--- START ---
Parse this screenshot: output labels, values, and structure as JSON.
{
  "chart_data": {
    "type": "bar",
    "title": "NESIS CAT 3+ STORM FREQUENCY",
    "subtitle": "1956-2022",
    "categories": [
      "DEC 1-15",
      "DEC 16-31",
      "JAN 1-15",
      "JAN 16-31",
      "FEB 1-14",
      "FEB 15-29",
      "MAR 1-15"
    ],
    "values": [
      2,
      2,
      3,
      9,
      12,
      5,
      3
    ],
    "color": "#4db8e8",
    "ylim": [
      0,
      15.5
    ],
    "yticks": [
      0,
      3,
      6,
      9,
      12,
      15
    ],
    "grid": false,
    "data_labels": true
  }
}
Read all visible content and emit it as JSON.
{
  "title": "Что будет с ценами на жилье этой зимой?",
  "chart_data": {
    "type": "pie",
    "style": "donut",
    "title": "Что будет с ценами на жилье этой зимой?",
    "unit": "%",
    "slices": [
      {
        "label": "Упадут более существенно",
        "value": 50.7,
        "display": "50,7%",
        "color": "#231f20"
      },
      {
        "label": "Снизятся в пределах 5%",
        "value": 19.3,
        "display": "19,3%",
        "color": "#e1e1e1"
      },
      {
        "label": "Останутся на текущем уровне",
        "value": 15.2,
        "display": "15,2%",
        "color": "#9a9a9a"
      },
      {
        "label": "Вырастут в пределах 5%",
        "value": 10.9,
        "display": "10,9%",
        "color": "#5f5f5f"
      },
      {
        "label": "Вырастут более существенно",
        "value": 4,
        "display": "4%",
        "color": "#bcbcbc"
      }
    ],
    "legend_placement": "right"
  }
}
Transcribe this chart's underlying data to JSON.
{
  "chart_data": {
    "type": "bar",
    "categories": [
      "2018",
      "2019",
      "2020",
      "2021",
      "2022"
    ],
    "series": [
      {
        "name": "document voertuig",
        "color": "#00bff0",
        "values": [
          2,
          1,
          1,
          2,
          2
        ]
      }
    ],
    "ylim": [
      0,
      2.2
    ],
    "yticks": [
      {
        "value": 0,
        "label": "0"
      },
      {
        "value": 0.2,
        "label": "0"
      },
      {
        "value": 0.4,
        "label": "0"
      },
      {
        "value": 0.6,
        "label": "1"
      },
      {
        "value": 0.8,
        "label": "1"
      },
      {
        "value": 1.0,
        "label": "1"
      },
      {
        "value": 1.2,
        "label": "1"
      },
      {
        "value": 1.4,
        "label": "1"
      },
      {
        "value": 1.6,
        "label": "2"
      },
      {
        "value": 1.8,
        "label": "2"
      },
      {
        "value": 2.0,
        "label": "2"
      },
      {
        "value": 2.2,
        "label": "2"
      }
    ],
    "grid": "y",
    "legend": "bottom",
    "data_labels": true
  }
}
--- END ---
What the exercise asks:
Going through the data above, count the lines where the string "более" appears, and answer with only that number.

Completed task:
2